Task brief:
Look through the listing and locate every line containing the word "jellyfish"; copy those lines.

Supplied records:
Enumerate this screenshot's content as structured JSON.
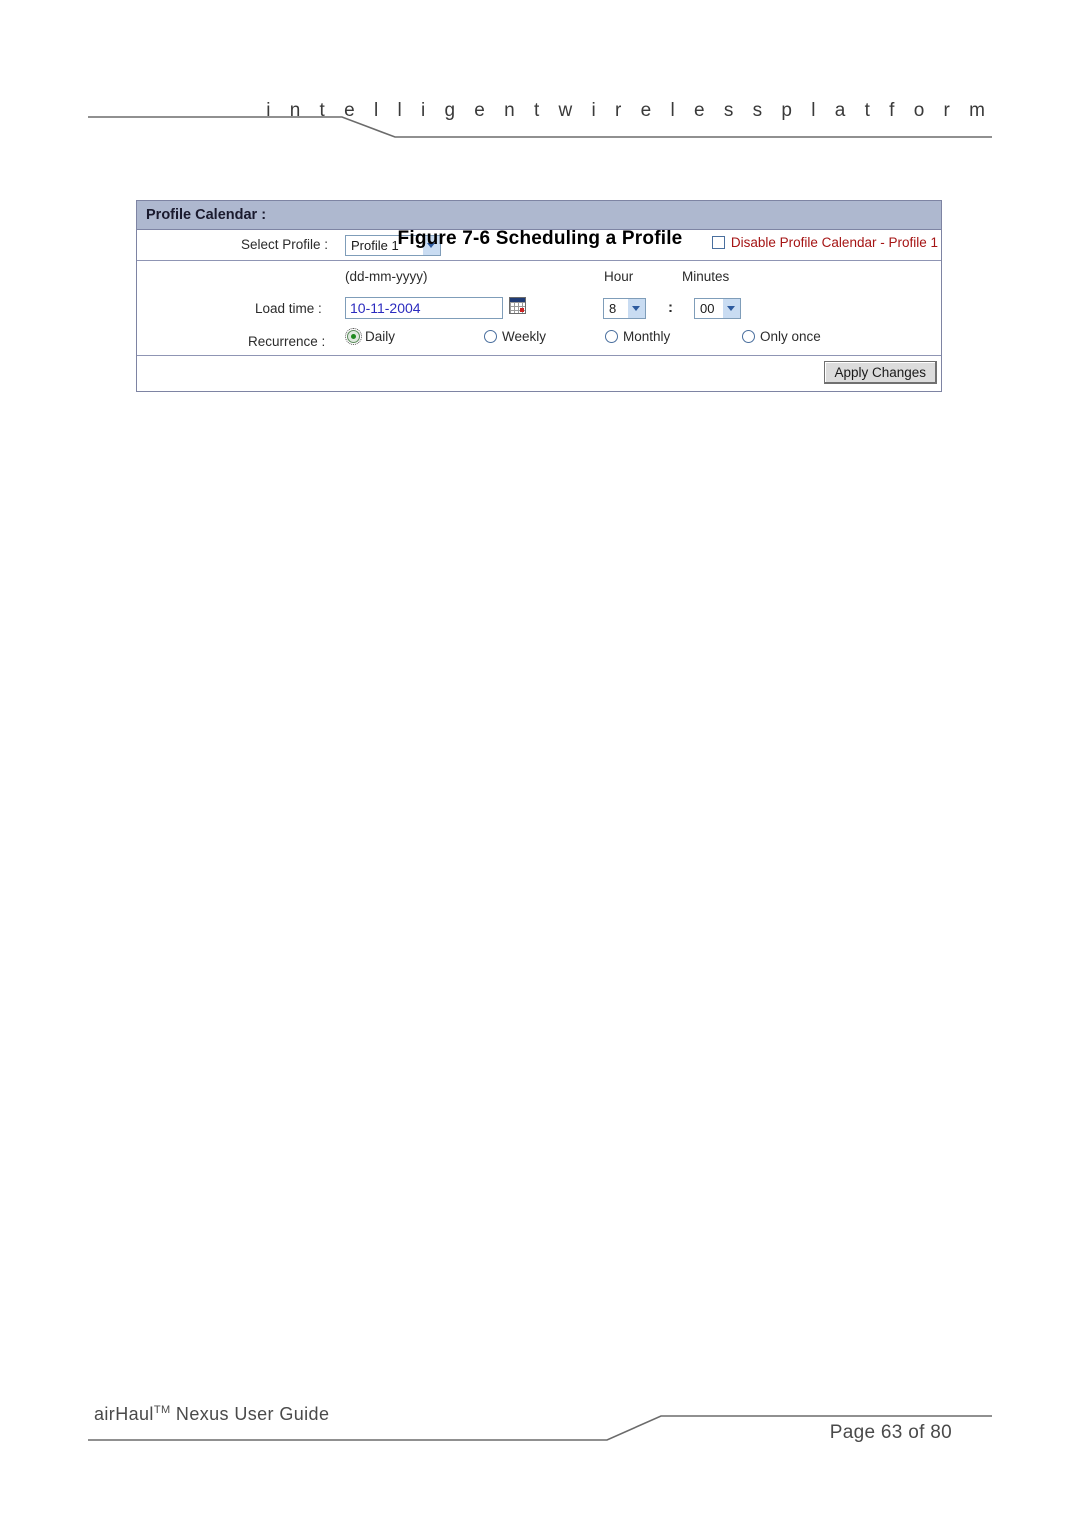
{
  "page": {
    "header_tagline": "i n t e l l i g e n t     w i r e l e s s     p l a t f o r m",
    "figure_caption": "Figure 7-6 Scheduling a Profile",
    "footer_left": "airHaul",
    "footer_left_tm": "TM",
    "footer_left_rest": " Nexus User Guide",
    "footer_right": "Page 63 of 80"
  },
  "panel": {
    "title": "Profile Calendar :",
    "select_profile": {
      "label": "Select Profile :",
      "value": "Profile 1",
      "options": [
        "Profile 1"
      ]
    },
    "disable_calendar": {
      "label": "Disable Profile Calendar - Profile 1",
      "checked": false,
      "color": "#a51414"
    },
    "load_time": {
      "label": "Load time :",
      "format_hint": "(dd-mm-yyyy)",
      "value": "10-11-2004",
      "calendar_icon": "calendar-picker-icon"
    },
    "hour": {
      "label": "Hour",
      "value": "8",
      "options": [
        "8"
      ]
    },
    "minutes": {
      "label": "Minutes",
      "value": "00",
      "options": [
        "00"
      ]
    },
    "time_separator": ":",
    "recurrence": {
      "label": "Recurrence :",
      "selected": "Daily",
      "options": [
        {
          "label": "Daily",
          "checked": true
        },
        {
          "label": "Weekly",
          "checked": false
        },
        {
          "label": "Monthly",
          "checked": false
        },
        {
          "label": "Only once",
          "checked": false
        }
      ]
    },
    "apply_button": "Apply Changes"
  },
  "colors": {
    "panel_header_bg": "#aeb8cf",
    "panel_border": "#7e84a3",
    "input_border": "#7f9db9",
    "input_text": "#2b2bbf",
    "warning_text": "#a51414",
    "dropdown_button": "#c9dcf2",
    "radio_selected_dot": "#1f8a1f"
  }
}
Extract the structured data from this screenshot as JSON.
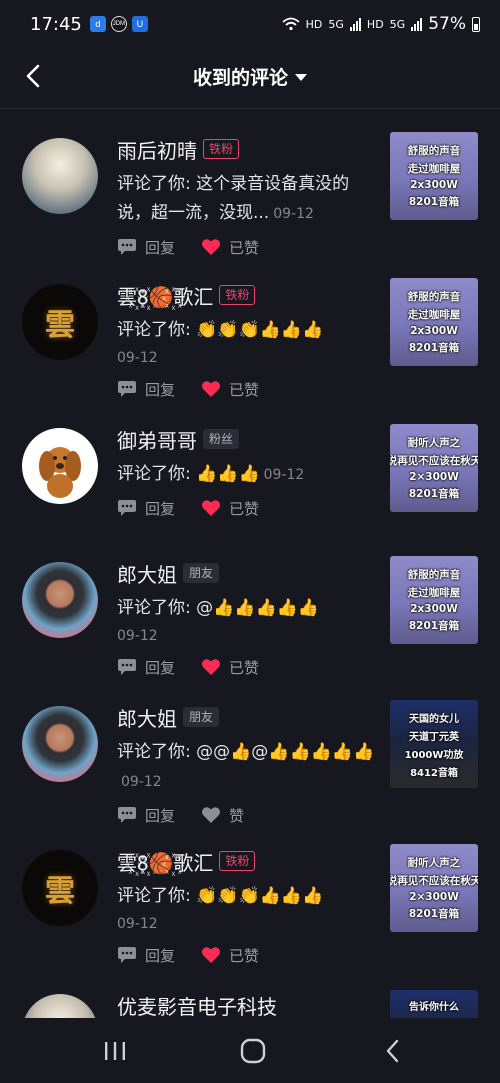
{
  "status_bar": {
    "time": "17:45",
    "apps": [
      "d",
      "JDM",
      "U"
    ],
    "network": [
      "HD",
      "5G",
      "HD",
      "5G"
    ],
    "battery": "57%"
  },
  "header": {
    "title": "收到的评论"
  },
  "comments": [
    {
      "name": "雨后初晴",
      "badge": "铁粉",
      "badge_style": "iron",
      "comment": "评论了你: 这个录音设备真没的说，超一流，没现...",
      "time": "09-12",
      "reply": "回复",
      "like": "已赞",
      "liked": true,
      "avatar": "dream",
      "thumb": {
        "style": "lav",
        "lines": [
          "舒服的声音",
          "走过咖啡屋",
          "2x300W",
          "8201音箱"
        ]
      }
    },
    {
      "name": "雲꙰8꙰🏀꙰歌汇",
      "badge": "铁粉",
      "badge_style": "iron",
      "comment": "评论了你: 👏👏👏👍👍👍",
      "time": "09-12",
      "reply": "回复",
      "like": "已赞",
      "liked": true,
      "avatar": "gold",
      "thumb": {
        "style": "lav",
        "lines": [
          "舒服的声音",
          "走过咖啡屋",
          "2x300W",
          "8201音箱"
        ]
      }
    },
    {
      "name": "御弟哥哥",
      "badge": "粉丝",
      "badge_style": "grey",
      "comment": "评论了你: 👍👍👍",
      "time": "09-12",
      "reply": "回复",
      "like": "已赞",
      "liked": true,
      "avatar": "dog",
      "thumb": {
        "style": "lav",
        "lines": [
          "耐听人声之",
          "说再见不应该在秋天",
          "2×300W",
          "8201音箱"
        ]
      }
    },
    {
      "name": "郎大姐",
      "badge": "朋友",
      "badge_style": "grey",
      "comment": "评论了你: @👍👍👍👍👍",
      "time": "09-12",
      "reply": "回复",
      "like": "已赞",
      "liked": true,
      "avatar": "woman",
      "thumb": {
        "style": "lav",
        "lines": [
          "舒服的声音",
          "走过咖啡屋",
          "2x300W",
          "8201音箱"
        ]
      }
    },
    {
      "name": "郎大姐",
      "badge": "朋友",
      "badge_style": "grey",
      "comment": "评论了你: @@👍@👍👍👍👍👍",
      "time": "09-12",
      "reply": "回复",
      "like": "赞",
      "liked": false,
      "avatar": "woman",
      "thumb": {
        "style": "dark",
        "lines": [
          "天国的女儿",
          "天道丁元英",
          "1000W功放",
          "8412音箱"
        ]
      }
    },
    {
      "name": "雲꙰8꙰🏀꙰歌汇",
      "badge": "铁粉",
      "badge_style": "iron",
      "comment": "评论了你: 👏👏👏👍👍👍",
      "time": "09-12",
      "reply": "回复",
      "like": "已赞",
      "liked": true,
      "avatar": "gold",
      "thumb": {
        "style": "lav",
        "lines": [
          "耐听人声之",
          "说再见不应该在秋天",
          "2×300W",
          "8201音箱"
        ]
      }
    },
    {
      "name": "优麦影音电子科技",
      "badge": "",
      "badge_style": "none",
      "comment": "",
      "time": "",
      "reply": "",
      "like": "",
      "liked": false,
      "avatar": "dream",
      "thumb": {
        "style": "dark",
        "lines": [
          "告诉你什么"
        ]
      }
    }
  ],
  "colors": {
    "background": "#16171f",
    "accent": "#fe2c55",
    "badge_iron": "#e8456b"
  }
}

--

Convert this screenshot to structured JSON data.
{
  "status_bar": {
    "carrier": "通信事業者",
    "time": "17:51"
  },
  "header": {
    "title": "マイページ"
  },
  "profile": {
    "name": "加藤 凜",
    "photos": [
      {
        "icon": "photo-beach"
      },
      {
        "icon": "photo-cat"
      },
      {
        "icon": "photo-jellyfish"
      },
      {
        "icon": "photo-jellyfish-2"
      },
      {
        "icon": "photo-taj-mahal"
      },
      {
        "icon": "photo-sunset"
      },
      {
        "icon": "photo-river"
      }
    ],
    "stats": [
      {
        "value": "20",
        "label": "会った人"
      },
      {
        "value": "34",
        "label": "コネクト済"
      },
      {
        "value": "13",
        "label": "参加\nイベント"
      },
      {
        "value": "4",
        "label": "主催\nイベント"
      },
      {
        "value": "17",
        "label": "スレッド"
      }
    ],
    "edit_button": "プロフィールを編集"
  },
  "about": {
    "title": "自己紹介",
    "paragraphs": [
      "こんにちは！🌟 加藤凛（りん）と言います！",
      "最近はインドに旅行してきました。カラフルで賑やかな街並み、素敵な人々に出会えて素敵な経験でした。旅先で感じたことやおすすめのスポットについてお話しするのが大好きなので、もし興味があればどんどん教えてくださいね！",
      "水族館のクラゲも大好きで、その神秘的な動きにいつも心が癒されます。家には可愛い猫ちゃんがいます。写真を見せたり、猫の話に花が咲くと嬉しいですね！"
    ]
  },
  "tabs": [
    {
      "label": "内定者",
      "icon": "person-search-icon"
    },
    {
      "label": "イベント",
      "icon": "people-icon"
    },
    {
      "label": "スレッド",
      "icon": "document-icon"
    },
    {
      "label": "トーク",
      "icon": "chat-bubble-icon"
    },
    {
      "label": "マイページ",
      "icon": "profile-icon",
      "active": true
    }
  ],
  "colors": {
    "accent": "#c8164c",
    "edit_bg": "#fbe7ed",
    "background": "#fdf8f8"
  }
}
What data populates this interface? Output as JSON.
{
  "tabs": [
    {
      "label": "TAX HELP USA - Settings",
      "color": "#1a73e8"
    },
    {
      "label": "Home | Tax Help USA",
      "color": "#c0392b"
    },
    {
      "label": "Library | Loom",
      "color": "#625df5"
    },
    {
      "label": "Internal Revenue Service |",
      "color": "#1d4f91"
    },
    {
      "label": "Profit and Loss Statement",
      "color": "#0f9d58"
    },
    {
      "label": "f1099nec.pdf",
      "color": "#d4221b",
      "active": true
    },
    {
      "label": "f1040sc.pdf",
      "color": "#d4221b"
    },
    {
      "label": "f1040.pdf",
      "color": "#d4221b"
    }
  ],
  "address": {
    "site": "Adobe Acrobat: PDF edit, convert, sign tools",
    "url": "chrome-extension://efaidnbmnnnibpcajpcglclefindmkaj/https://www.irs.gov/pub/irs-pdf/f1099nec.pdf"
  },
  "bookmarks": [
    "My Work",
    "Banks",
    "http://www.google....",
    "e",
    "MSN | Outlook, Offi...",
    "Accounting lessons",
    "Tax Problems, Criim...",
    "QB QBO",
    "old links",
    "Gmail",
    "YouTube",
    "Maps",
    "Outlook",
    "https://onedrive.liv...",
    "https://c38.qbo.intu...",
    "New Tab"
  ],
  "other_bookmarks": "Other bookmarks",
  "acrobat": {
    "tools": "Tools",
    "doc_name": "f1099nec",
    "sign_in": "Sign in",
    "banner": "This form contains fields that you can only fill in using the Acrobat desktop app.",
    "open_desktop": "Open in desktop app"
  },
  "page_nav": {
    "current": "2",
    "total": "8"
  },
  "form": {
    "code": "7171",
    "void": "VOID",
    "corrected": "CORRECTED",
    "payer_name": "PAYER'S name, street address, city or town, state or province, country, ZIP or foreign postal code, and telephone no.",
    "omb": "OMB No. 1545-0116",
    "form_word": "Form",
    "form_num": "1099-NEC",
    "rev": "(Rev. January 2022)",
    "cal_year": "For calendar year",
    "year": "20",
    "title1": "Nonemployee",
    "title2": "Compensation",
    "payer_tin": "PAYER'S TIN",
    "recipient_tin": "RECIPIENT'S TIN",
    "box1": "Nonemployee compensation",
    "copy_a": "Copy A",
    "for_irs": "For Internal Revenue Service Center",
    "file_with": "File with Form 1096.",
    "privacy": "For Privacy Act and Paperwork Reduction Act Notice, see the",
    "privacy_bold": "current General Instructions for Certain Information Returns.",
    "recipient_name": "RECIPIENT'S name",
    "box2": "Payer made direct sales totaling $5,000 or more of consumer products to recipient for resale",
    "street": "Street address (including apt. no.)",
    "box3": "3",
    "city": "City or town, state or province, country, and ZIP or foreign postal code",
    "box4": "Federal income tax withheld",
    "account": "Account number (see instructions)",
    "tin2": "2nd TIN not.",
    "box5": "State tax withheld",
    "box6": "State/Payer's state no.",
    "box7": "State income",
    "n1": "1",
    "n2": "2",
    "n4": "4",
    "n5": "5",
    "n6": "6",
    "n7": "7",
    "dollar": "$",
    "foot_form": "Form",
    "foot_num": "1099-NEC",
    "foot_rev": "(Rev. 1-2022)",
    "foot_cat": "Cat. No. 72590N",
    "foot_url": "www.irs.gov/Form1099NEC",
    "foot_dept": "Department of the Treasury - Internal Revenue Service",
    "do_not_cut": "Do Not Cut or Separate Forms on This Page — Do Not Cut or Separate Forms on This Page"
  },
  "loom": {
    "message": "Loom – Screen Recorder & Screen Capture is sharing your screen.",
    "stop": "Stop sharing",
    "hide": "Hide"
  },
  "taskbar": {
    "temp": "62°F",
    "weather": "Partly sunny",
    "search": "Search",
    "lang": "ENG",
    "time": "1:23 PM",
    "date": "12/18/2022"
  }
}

Answer in full:
        "icon": "photo-jellyfish"
        "icon": "photo-jellyfish-2"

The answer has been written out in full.